[start of Quoted text]

{/* cspell:ignore orthogonalization */}

# Naimark's theorem

*Naimark's theorem* is a fundamental fact concerning measurements.
It states that every general measurement can be implemented in a simple way that's reminiscent of Stinespring representations of channels:

1.  The system to be measured is first combined with an initialized workspace system, forming a compound system.
2.  A unitary operation is then performed on the compound system.
3.  Finally, the workspace system is *measured* with respect to a *standard basis measurement*, yielding the outcome of the original general measurement.

## Theorem statement and proof

Let $\mathsf{X}$ be a system and let $\{P_0,\ldots,P_{m-1}\}$ be a collection of positive semidefinite matrices satisfying

$$
P_0 + \cdots + P_{m-1} = \mathbb{I}_{\mathsf{X}},
$$

which is to say that they describe a measurement of $\mathsf{X}.$
Also let $\mathsf{Y}$ be a system whose classical state set is $\{0,\ldots,m-1\},$ which is the set of possible outcomes of this measurement.

[end of Quoted text]
[start of Information shown]

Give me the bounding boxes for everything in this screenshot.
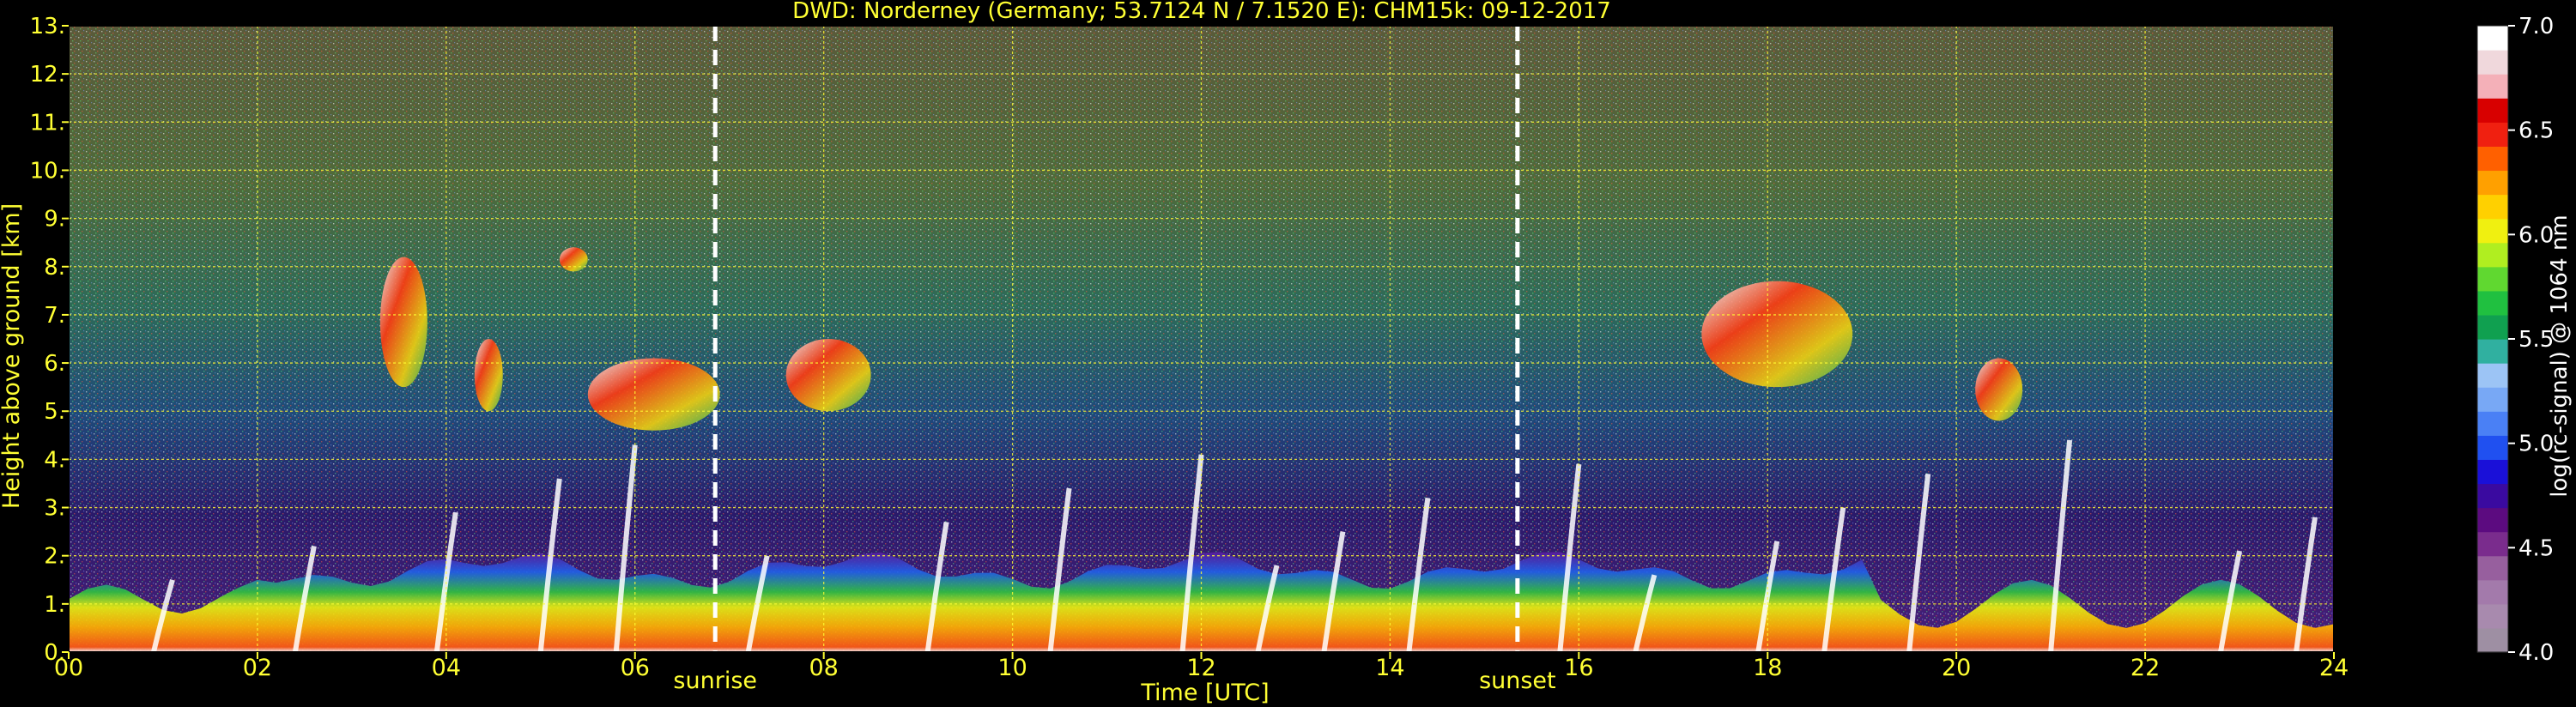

[end of Information shown]

Tasks to complete:
a - Do these statements agree with the text on Naimark's theorem? Answer yes or no for each and quote the text's deciding words. (i) The theorem holds only for some general measurements. (ii) The unitary operation is carried out before the system to be measured is combined with the workspace system. (iii) Measuring the workspace system yields the outcome of the original general measurement.
b - Write the next part of the text on Naimark's theorem, starting after its last sentence.
The data plays no part in what follows.

Results:
a -
(i) No: "It states that every general measurement can be implemented in a simple way"
(ii) No: "The system to be measured is first combined with an initialized workspace system" and "A unitary operation is then performed on the compound system."
(iii) Yes: "yielding the outcome of the original general measurement"

b -
Naimark's theorem states that there exists a unitary operation $U$ on the compound system $(\mathsf{Y},\mathsf{X})$ so that the implementation suggested by the following figure yields measurement outcomes that agree with the given measurement $\{P_0,\ldots,P_{m-1}\},$ meaning that the probabilities for the different possible measurement outcomes are precisely in agreement.

![An implementation of a general measurement as in Naimark's theorem](/learning/images/courses/general-formulation-of-quantum-information/general-measurements/Naimark.svg)

To be clear, the system $\mathsf{X}$ starts out in some arbitrary state $\rho$ while $\mathsf{Y}$ is initialized to the $\vert 0\rangle$ state.
The unitary operation $U$ is applied to $(\mathsf{Y},\mathsf{X})$ and then the system $\mathsf{Y}$ is measured with a standard basis measurement, yielding some outcome $a\in\{0,\ldots,m-1\}.$

The system $\mathsf{X}$ is pictured as part of the output of the circuit, but for now we won't concern ourselves with the state of $\mathsf{X}$ after $U$ is performed, and can imagine that it is traced out.
We'll be interested in the state of $\mathsf{X}$ after $U$ is performed later in the lesson, though.

An implementation of a measurement in this way is clearly reminiscent of a Stinespring representation of a channel, and the mathematical underpinnings are similar as well.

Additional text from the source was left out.